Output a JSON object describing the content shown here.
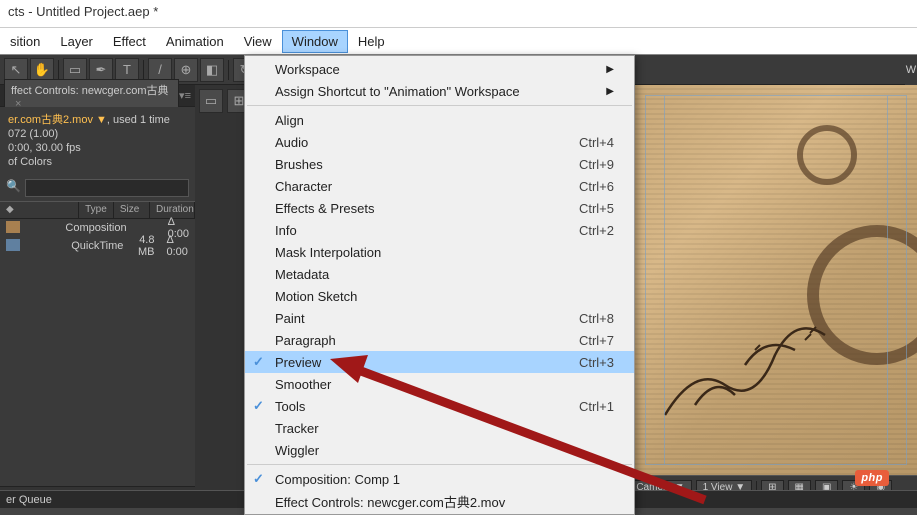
{
  "titlebar": {
    "text": "cts - Untitled Project.aep *"
  },
  "menubar": {
    "items": [
      "sition",
      "Layer",
      "Effect",
      "Animation",
      "View",
      "Window",
      "Help"
    ],
    "active_index": 5
  },
  "toolbar": {
    "icons": [
      "arrow",
      "hand",
      "rect",
      "pen",
      "text",
      "brush",
      "stamp",
      "eraser",
      "rotate",
      "pin",
      "grid"
    ]
  },
  "panel": {
    "tab_label": "ffect Controls: newcger.com古典",
    "project_info": {
      "filename": "er.com古典2.mov ▼",
      "used_text": ", used 1 time",
      "res": "072 (1.00)",
      "fps": "0:00, 30.00 fps",
      "colors": " of Colors"
    },
    "headers": {
      "name_icon": "",
      "type": "Type",
      "size": "Size",
      "duration": "Duration"
    },
    "rows": [
      {
        "name": "",
        "type": "Composition",
        "size": "",
        "duration": "Δ 0:00"
      },
      {
        "name": "",
        "type": "QuickTime",
        "size": "4.8 MB",
        "duration": "Δ 0:00"
      }
    ]
  },
  "dropdown": {
    "sections": [
      [
        {
          "label": "Workspace",
          "arrow": true
        },
        {
          "label": "Assign Shortcut to \"Animation\" Workspace",
          "arrow": true
        }
      ],
      [
        {
          "label": "Align"
        },
        {
          "label": "Audio",
          "shortcut": "Ctrl+4"
        },
        {
          "label": "Brushes",
          "shortcut": "Ctrl+9"
        },
        {
          "label": "Character",
          "shortcut": "Ctrl+6"
        },
        {
          "label": "Effects & Presets",
          "shortcut": "Ctrl+5"
        },
        {
          "label": "Info",
          "shortcut": "Ctrl+2"
        },
        {
          "label": "Mask Interpolation"
        },
        {
          "label": "Metadata"
        },
        {
          "label": "Motion Sketch"
        },
        {
          "label": "Paint",
          "shortcut": "Ctrl+8"
        },
        {
          "label": "Paragraph",
          "shortcut": "Ctrl+7"
        },
        {
          "label": "Preview",
          "shortcut": "Ctrl+3",
          "checked": true,
          "highlighted": true
        },
        {
          "label": "Smoother"
        },
        {
          "label": "Tools",
          "shortcut": "Ctrl+1",
          "checked": true
        },
        {
          "label": "Tracker"
        },
        {
          "label": "Wiggler"
        }
      ],
      [
        {
          "label": "Composition: Comp 1",
          "checked": true
        },
        {
          "label": "Effect Controls: newcger.com古典2.mov"
        }
      ]
    ]
  },
  "viewer_toolbar": {
    "camera": "e Camera ▼",
    "view": "1 View ▼"
  },
  "footer": {
    "label": "er Queue"
  },
  "right_edge": {
    "label": "W"
  },
  "php_logo": {
    "text": "php"
  }
}
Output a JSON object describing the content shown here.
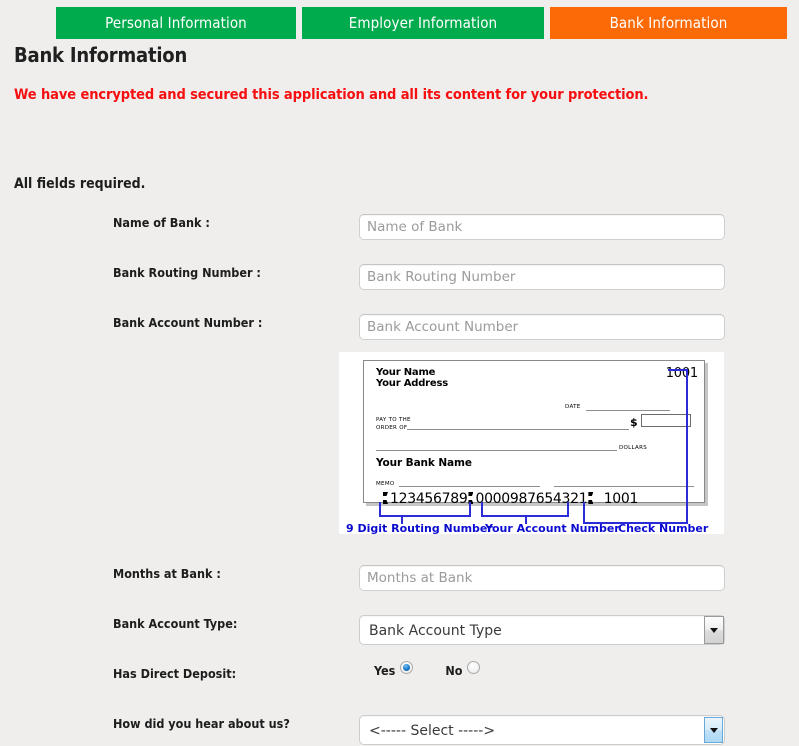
{
  "tabs": [
    {
      "label": "Personal Information",
      "active": false,
      "color": "#00ab4e"
    },
    {
      "label": "Employer Information",
      "active": false,
      "color": "#00ab4e"
    },
    {
      "label": "Bank Information",
      "active": true,
      "color": "#fc6a08"
    }
  ],
  "header": {
    "title": "Bank Information",
    "notice": "We have encrypted and secured this application and all its content for your protection.",
    "notice_color": "#f60e10",
    "required_note": "All fields required."
  },
  "form": {
    "bank_name": {
      "label": "Name of Bank :",
      "placeholder": "Name of Bank",
      "value": ""
    },
    "routing_number": {
      "label": "Bank Routing Number :",
      "placeholder": "Bank Routing Number",
      "value": ""
    },
    "account_number": {
      "label": "Bank Account Number :",
      "placeholder": "Bank Account Number",
      "value": ""
    },
    "months_at_bank": {
      "label": "Months at Bank :",
      "placeholder": "Months at Bank",
      "value": ""
    },
    "account_type": {
      "label": "Bank Account Type:",
      "selected": "Bank Account Type"
    },
    "direct_deposit": {
      "label": "Has Direct Deposit:",
      "options": [
        {
          "label": "Yes",
          "checked": true
        },
        {
          "label": "No",
          "checked": false
        }
      ]
    },
    "hear_about_us": {
      "label": "How did you hear about us?",
      "selected": "<----- Select ----->"
    }
  },
  "check_sample": {
    "your_name": "Your Name",
    "your_address": "Your Address",
    "check_number": "1001",
    "date_label": "DATE",
    "pay_to_line1": "PAY TO THE",
    "pay_to_line2": "ORDER OF",
    "dollar_sign": "$",
    "dollars_label": "DOLLARS",
    "bank_name": "Your Bank Name",
    "memo_label": "MEMO",
    "micr_routing": "123456789",
    "micr_account": "0000987654321",
    "micr_check_number": "1001",
    "annotations": {
      "routing": "9 Digit Routing Number",
      "account": "Your Account Number",
      "check": "Check Number",
      "color": "#0b0bd0"
    }
  }
}
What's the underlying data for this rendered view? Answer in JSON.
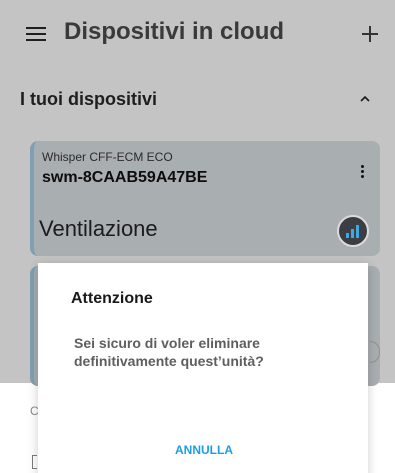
{
  "appbar": {
    "title": "Dispositivi in cloud",
    "menu_icon": "menu-icon",
    "add_icon": "plus-icon"
  },
  "section": {
    "title": "I tuoi dispositivi",
    "collapse_icon": "chevron-up-icon"
  },
  "device": {
    "model": "Whisper CFF-ECM ECO",
    "name": "swm-8CAAB59A47BE",
    "mode": "Ventilazione",
    "mode_icon": "signal-bars-icon",
    "options_icon": "more-vert-icon"
  },
  "peek": {
    "c_letter": "C"
  },
  "dialog": {
    "title": "Attenzione",
    "message": "Sei sicuro di voler eliminare definitivamente quest’unità?",
    "cancel_label": "ANNULLA"
  },
  "colors": {
    "accent": "#1e9ee1",
    "scrim": "#c4c4c4",
    "card": "#a9aeb1"
  }
}
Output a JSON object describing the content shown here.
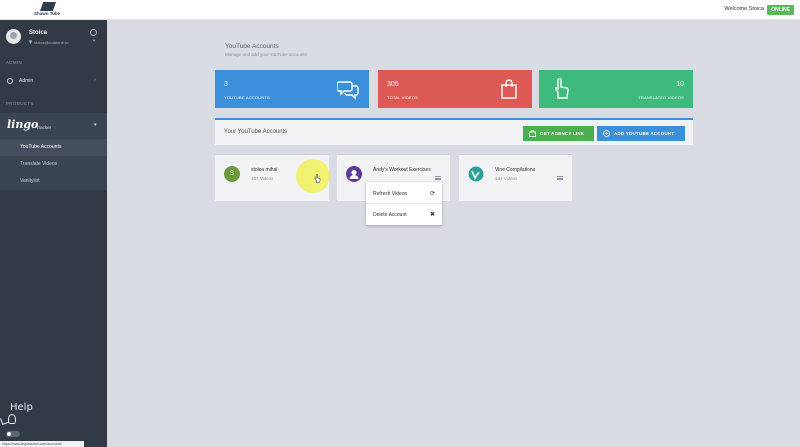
{
  "topbar": {
    "logo_text": "Shawn Tube",
    "welcome": "Welcome,Stoica",
    "status": "ONLINE"
  },
  "sidebar": {
    "profile": {
      "name": "Stoica",
      "email": "stoica@codeone.ro"
    },
    "section_admin": "ADMIN",
    "admin_item": "Admin",
    "section_products": "PRODUCTS",
    "product": {
      "logo": "lingo",
      "suffix": "Tracker"
    },
    "subnav": [
      {
        "label": "YouTube Accounts",
        "active": true
      },
      {
        "label": "Translate Videos",
        "active": false
      },
      {
        "label": "Vanitylist",
        "active": false
      }
    ],
    "help": "Help",
    "status_url": "https://www.lingotracker.com/account#"
  },
  "main": {
    "title": "YouTube Accounts",
    "subtitle": "Manage and add your YouTube accounts",
    "stats": [
      {
        "value": "3",
        "label": "YOUTUBE ACCOUNTS",
        "color": "#3b8fdb",
        "icon": "chat-bubbles-icon"
      },
      {
        "value": "305",
        "label": "TOTAL VIDEOS",
        "color": "#dd5a54",
        "icon": "shopping-bag-icon"
      },
      {
        "value": "10",
        "label": "TRANSLATED VIDEOS",
        "color": "#3dba7c",
        "icon": "pointer-hand-icon"
      }
    ],
    "toolbar": {
      "title": "Your YouTube Accounts",
      "agency_button": "GET AGENCY LINK",
      "add_button": "ADD YOUTUBE ACCOUNT"
    },
    "accounts": [
      {
        "name": "stoica mihai",
        "videos": "137 Videos",
        "avatar_letter": "S",
        "avatar_color": "#6a9a3c"
      },
      {
        "name": "Andy's Workout Exercises",
        "videos": "",
        "avatar_letter": "",
        "avatar_color": "#5b3a9e"
      },
      {
        "name": "Vine Compilations",
        "videos": "133 Videos",
        "avatar_letter": "",
        "avatar_color": "#2aa198"
      }
    ],
    "dropdown": [
      {
        "label": "Refresh Videos",
        "icon": "refresh-icon"
      },
      {
        "label": "Delete Account",
        "icon": "close-icon"
      }
    ]
  }
}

### WRITTEN INSTRUCTION
Filter the entries down to the lines with the word "Ctrl" in them.

### SOLVED EXERCISE
          "shortcut": "Ctrl+4"
          "shortcut": "Ctrl+9"
          "shortcut": "Ctrl+6"
          "shortcut": "Ctrl+5"
          "shortcut": "Ctrl+2"
          "shortcut": "Ctrl+8"
          "shortcut": "Ctrl+7"
          "shortcut": "Ctrl+3",
          "shortcut": "Ctrl+1",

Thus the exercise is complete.